___ Dataset records
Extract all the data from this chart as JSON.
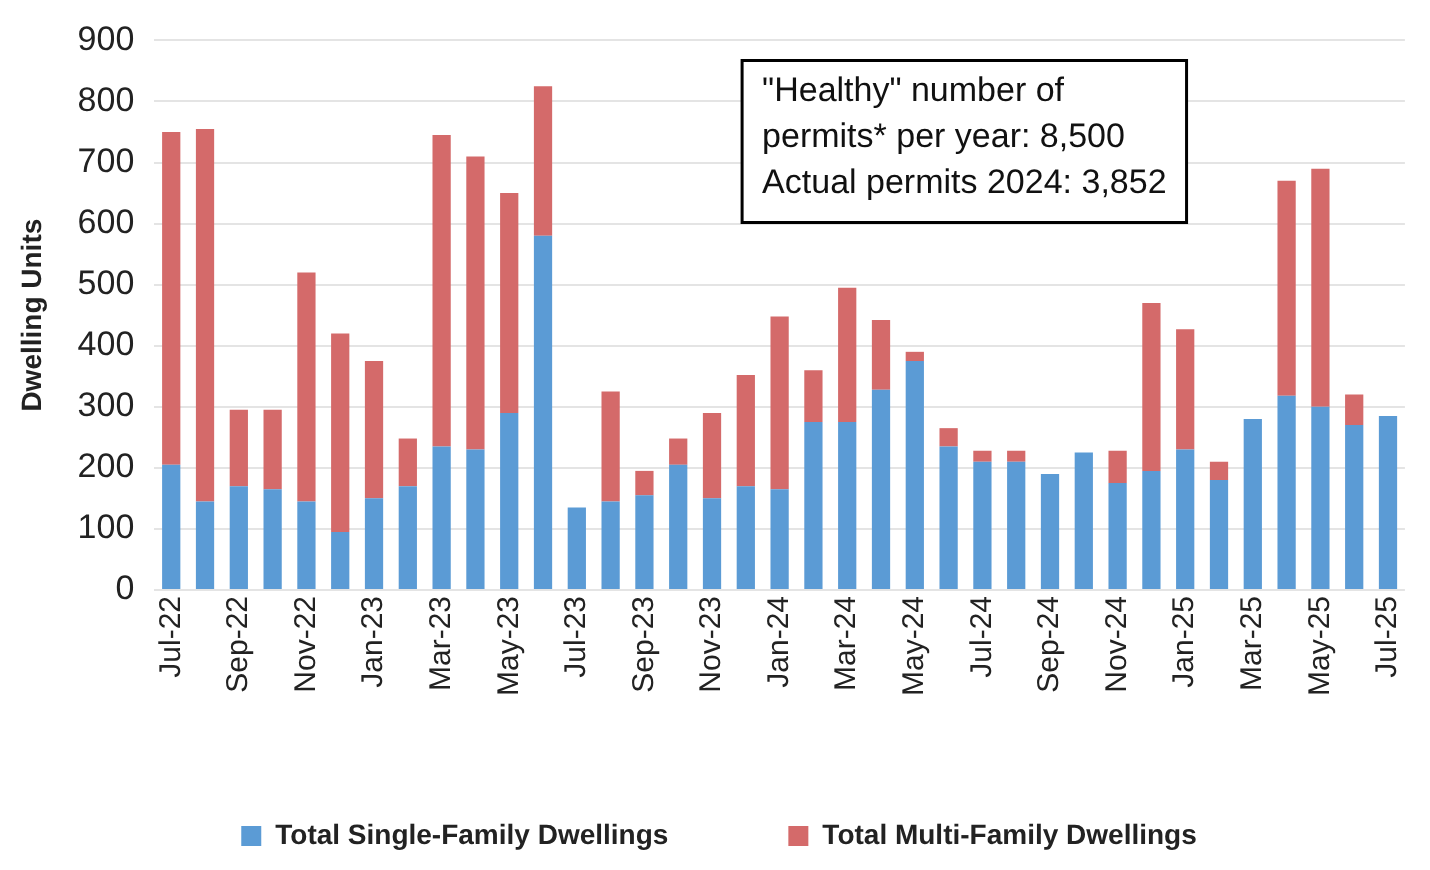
{
  "chart_data": {
    "type": "bar",
    "stacked": true,
    "ylabel": "Dwelling Units",
    "categories": [
      "Jul-22",
      null,
      "Sep-22",
      null,
      "Nov-22",
      null,
      "Jan-23",
      null,
      "Mar-23",
      null,
      "May-23",
      null,
      "Jul-23",
      null,
      "Sep-23",
      null,
      "Nov-23",
      null,
      "Jan-24",
      null,
      "Mar-24",
      null,
      "May-24",
      null,
      "Jul-24",
      null,
      "Sep-24",
      null,
      "Nov-24",
      null,
      "Jan-25",
      null,
      "Mar-25",
      null,
      "May-25",
      null,
      "Jul-25"
    ],
    "series": [
      {
        "name": "Total Single-Family Dwellings",
        "color": "#5b9bd5",
        "values": [
          205,
          145,
          170,
          165,
          145,
          95,
          150,
          170,
          235,
          230,
          290,
          580,
          135,
          145,
          155,
          205,
          150,
          170,
          165,
          275,
          275,
          328,
          375,
          235,
          210,
          210,
          190,
          225,
          175,
          195,
          230,
          180,
          280,
          318,
          300,
          270,
          285
        ]
      },
      {
        "name": "Total Multi-Family Dwellings",
        "color": "#d46a6a",
        "values": [
          545,
          610,
          125,
          130,
          375,
          325,
          225,
          78,
          510,
          480,
          360,
          245,
          0,
          180,
          40,
          43,
          140,
          182,
          283,
          85,
          220,
          114,
          15,
          30,
          18,
          18,
          0,
          0,
          53,
          275,
          197,
          30,
          0,
          352,
          390,
          50,
          0
        ]
      }
    ],
    "ylim": [
      0,
      900
    ],
    "yticks": [
      0,
      100,
      200,
      300,
      400,
      500,
      600,
      700,
      800,
      900
    ],
    "grid": "y",
    "legend": "bottom",
    "annotations": [
      "\"Healthy\" number of\npermits* per year: 8,500\nActual permits 2024: 3,852"
    ]
  }
}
______
Work instructions →
The records above are to be reproduced exactly; the pictures are to be left out.

Expected answer →
Extract all the data from this chart as JSON.
{
  "chart_data": {
    "type": "bar",
    "stacked": true,
    "ylabel": "Dwelling Units",
    "categories": [
      "Jul-22",
      null,
      "Sep-22",
      null,
      "Nov-22",
      null,
      "Jan-23",
      null,
      "Mar-23",
      null,
      "May-23",
      null,
      "Jul-23",
      null,
      "Sep-23",
      null,
      "Nov-23",
      null,
      "Jan-24",
      null,
      "Mar-24",
      null,
      "May-24",
      null,
      "Jul-24",
      null,
      "Sep-24",
      null,
      "Nov-24",
      null,
      "Jan-25",
      null,
      "Mar-25",
      null,
      "May-25",
      null,
      "Jul-25"
    ],
    "series": [
      {
        "name": "Total Single-Family Dwellings",
        "color": "#5b9bd5",
        "values": [
          205,
          145,
          170,
          165,
          145,
          95,
          150,
          170,
          235,
          230,
          290,
          580,
          135,
          145,
          155,
          205,
          150,
          170,
          165,
          275,
          275,
          328,
          375,
          235,
          210,
          210,
          190,
          225,
          175,
          195,
          230,
          180,
          280,
          318,
          300,
          270,
          285
        ]
      },
      {
        "name": "Total Multi-Family Dwellings",
        "color": "#d46a6a",
        "values": [
          545,
          610,
          125,
          130,
          375,
          325,
          225,
          78,
          510,
          480,
          360,
          245,
          0,
          180,
          40,
          43,
          140,
          182,
          283,
          85,
          220,
          114,
          15,
          30,
          18,
          18,
          0,
          0,
          53,
          275,
          197,
          30,
          0,
          352,
          390,
          50,
          0
        ]
      }
    ],
    "ylim": [
      0,
      900
    ],
    "yticks": [
      0,
      100,
      200,
      300,
      400,
      500,
      600,
      700,
      800,
      900
    ],
    "grid": "y",
    "legend": "bottom",
    "annotations": [
      "\"Healthy\" number of\npermits* per year: 8,500\nActual permits 2024: 3,852"
    ]
  }
}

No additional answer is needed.